- **DIRECTIVE**: Write out the records that appear below, verbatim and complete, but without pictures.

- **INPUT**:
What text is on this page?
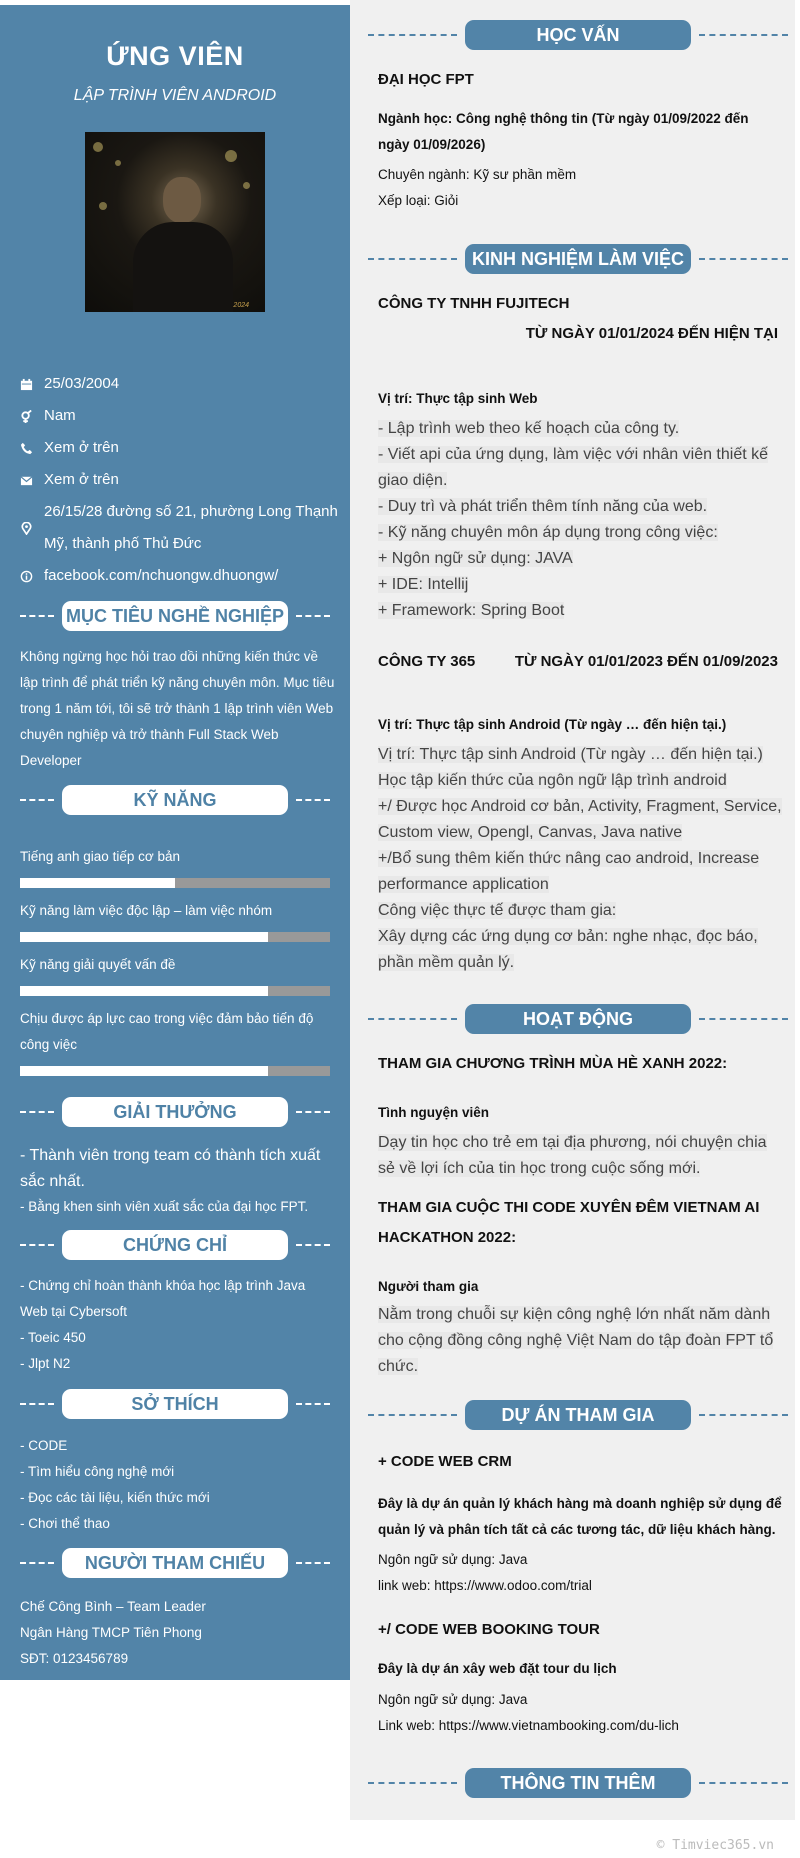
ỨNG VIÊN
LẬP TRÌNH VIÊN ANDROID
2024
25/03/2004
Nam
Xem ở trên
Xem ở trên
26/15/28 đường số 21, phường Long Thạnh Mỹ, thành phố Thủ Đức
facebook.com/nchuongw.dhuongw/
MỤC TIÊU NGHỀ NGHIỆP
Không ngừng học hỏi trao dồi những kiến thức về lập trình để phát triển kỹ năng chuyên môn. Mục tiêu trong 1 năm tới, tôi sẽ trở thành 1 lập trình viên Web chuyên nghiệp và trở thành Full Stack Web Developer
KỸ NĂNG
Tiếng anh giao tiếp cơ bản
Kỹ năng làm việc độc lập – làm việc nhóm
Kỹ năng giải quyết vấn đề
Chịu được áp lực cao trong việc đảm bảo tiến độ công việc
GIẢI THƯỞNG
- Thành viên trong team có thành tích xuất sắc nhất.
- Bằng khen sinh viên xuất sắc của đại học FPT.
CHỨNG CHỈ
- Chứng chỉ hoàn thành khóa học lập trình Java Web tại Cybersoft
- Toeic 450
- Jlpt N2
SỞ THÍCH
- CODE
- Tìm hiểu công nghệ mới
- Đọc các tài liệu, kiến thức mới
- Chơi thể thao
NGƯỜI THAM CHIẾU
Chế Công Bình – Team Leader
Ngân Hàng TMCP Tiên Phong
SĐT: 0123456789
HỌC VẤN
ĐẠI HỌC FPT
Ngành học: Công nghệ thông tin (Từ ngày 01/09/2022 đến ngày 01/09/2026)
Chuyên ngành: Kỹ sư phần mềm
Xếp loại: Giỏi
KINH NGHIỆM LÀM VIỆC
CÔNG TY TNHH FUJITECH
TỪ NGÀY 01/01/2024 ĐẾN HIỆN TẠI
Vị trí: Thực tập sinh Web
- Lập trình web theo kế hoạch của công ty.
- Viết api của ứng dụng, làm việc với nhân viên thiết kế giao diện.
- Duy trì và phát triển thêm tính năng của web.
- Kỹ năng chuyên môn áp dụng trong công việc:
+ Ngôn ngữ sử dụng: JAVA
+ IDE: Intellij
+ Framework: Spring Boot
CÔNG TY 365	TỪ NGÀY 01/01/2023 ĐẾN 01/09/2023
Vị trí: Thực tập sinh Android (Từ ngày … đến hiện tại.)
Vị trí: Thực tập sinh Android (Từ ngày … đến hiện tại.)
Học tập kiến thức của ngôn ngữ lập trình android
+/ Được học Android cơ bản, Activity, Fragment, Service, Custom view, Opengl, Canvas, Java native
+/Bổ sung thêm kiến thức nâng cao android, Increase performance application
Công việc thực tế được tham gia:
Xây dựng các ứng dụng cơ bản: nghe nhạc, đọc báo, phần mềm quản lý.
HOẠT ĐỘNG
THAM GIA CHƯƠNG TRÌNH MÙA HÈ XANH 2022:
Tình nguyện viên
Dạy tin học cho trẻ em tại địa phương, nói chuyện chia sẻ về lợi ích của tin học trong cuộc sống mới.
THAM GIA CUỘC THI CODE XUYÊN ĐÊM VIETNAM AI HACKATHON 2022:
Người tham gia
Nằm trong chuỗi sự kiện công nghệ lớn nhất năm dành cho cộng đồng công nghệ Việt Nam do tập đoàn FPT tổ chức.
DỰ ÁN THAM GIA
+ CODE WEB CRM
Đây là dự án quản lý khách hàng mà doanh nghiệp sử dụng để quản lý và phân tích tất cả các tương tác, dữ liệu khách hàng.
Ngôn ngữ sử dụng: Java
link web: https://www.odoo.com/trial
+/ CODE WEB BOOKING TOUR
Đây là dự án xây web đặt tour du lịch
Ngôn ngữ sử dụng: Java
Link web: https://www.vietnambooking.com/du-lich
THÔNG TIN THÊM
© Timviec365.vn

- **RESULT FOR THIS TASK**:
What text is on this page?
ỨNG VIÊN
LẬP TRÌNH VIÊN ANDROID
2024
25/03/2004
Nam
Xem ở trên
Xem ở trên
26/15/28 đường số 21, phường Long Thạnh Mỹ, thành phố Thủ Đức
facebook.com/nchuongw.dhuongw/
MỤC TIÊU NGHỀ NGHIỆP
Không ngừng học hỏi trao dồi những kiến thức về lập trình để phát triển kỹ năng chuyên môn. Mục tiêu trong 1 năm tới, tôi sẽ trở thành 1 lập trình viên Web chuyên nghiệp và trở thành Full Stack Web Developer
KỸ NĂNG
Tiếng anh giao tiếp cơ bản
Kỹ năng làm việc độc lập – làm việc nhóm
Kỹ năng giải quyết vấn đề
Chịu được áp lực cao trong việc đảm bảo tiến độ công việc
GIẢI THƯỞNG
- Thành viên trong team có thành tích xuất sắc nhất.
- Bằng khen sinh viên xuất sắc của đại học FPT.
CHỨNG CHỈ
- Chứng chỉ hoàn thành khóa học lập trình Java Web tại Cybersoft
- Toeic 450
- Jlpt N2
SỞ THÍCH
- CODE
- Tìm hiểu công nghệ mới
- Đọc các tài liệu, kiến thức mới
- Chơi thể thao
NGƯỜI THAM CHIẾU
Chế Công Bình – Team Leader
Ngân Hàng TMCP Tiên Phong
SĐT: 0123456789
HỌC VẤN
ĐẠI HỌC FPT
Ngành học: Công nghệ thông tin (Từ ngày 01/09/2022 đến ngày 01/09/2026)
Chuyên ngành: Kỹ sư phần mềm
Xếp loại: Giỏi
KINH NGHIỆM LÀM VIỆC
CÔNG TY TNHH FUJITECH
TỪ NGÀY 01/01/2024 ĐẾN HIỆN TẠI
Vị trí: Thực tập sinh Web
- Lập trình web theo kế hoạch của công ty.
- Viết api của ứng dụng, làm việc với nhân viên thiết kế giao diện.
- Duy trì và phát triển thêm tính năng của web.
- Kỹ năng chuyên môn áp dụng trong công việc:
+ Ngôn ngữ sử dụng: JAVA
+ IDE: Intellij
+ Framework: Spring Boot
CÔNG TY 365	TỪ NGÀY 01/01/2023 ĐẾN 01/09/2023
Vị trí: Thực tập sinh Android (Từ ngày … đến hiện tại.)
Vị trí: Thực tập sinh Android (Từ ngày … đến hiện tại.)
Học tập kiến thức của ngôn ngữ lập trình android
+/ Được học Android cơ bản, Activity, Fragment, Service, Custom view, Opengl, Canvas, Java native
+/Bổ sung thêm kiến thức nâng cao android, Increase performance application
Công việc thực tế được tham gia:
Xây dựng các ứng dụng cơ bản: nghe nhạc, đọc báo, phần mềm quản lý.
HOẠT ĐỘNG
THAM GIA CHƯƠNG TRÌNH MÙA HÈ XANH 2022:
Tình nguyện viên
Dạy tin học cho trẻ em tại địa phương, nói chuyện chia sẻ về lợi ích của tin học trong cuộc sống mới.
THAM GIA CUỘC THI CODE XUYÊN ĐÊM VIETNAM AI HACKATHON 2022:
Người tham gia
Nằm trong chuỗi sự kiện công nghệ lớn nhất năm dành cho cộng đồng công nghệ Việt Nam do tập đoàn FPT tổ chức.
DỰ ÁN THAM GIA
+ CODE WEB CRM
Đây là dự án quản lý khách hàng mà doanh nghiệp sử dụng để quản lý và phân tích tất cả các tương tác, dữ liệu khách hàng.
Ngôn ngữ sử dụng: Java
link web: https://www.odoo.com/trial
+/ CODE WEB BOOKING TOUR
Đây là dự án xây web đặt tour du lịch
Ngôn ngữ sử dụng: Java
Link web: https://www.vietnambooking.com/du-lich
THÔNG TIN THÊM
© Timviec365.vn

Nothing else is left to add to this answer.